### Directions
Write the data out again in full, with no departure from the original.

### Information provided
━━━━━━━━━━━━━━━━━━━━
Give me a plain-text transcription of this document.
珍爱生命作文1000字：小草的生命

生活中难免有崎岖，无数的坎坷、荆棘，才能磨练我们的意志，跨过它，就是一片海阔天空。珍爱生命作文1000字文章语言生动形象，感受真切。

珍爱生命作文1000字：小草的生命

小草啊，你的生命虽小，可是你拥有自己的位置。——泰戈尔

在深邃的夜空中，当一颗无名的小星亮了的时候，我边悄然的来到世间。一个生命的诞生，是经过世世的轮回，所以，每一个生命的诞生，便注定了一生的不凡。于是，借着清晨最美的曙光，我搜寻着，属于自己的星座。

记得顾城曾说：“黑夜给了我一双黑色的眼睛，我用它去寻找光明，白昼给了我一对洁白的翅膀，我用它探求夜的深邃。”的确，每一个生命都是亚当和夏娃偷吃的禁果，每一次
━━━━━━━━━━━━━━━━━━━━
### Reply
Give me a plain-text transcription of this document.
珍爱生命作文1000字：小草的生命

生活中难免有崎岖，无数的坎坷、荆棘，才能磨练我们的意志，跨过它，就是一片海阔天空。珍爱生命作文1000字文章语言生动形象，感受真切。

珍爱生命作文1000字：小草的生命

小草啊，你的生命虽小，可是你拥有自己的位置。——泰戈尔

在深邃的夜空中，当一颗无名的小星亮了的时候，我边悄然的来到世间。一个生命的诞生，是经过世世的轮回，所以，每一个生命的诞生，便注定了一生的不凡。于是，借着清晨最美的曙光，我搜寻着，属于自己的星座。

记得顾城曾说：“黑夜给了我一双黑色的眼睛，我用它去寻找光明，白昼给了我一对洁白的翅膀，我用它探求夜的深邃。”的确，每一个生命都是亚当和夏娃偷吃的禁果，每一次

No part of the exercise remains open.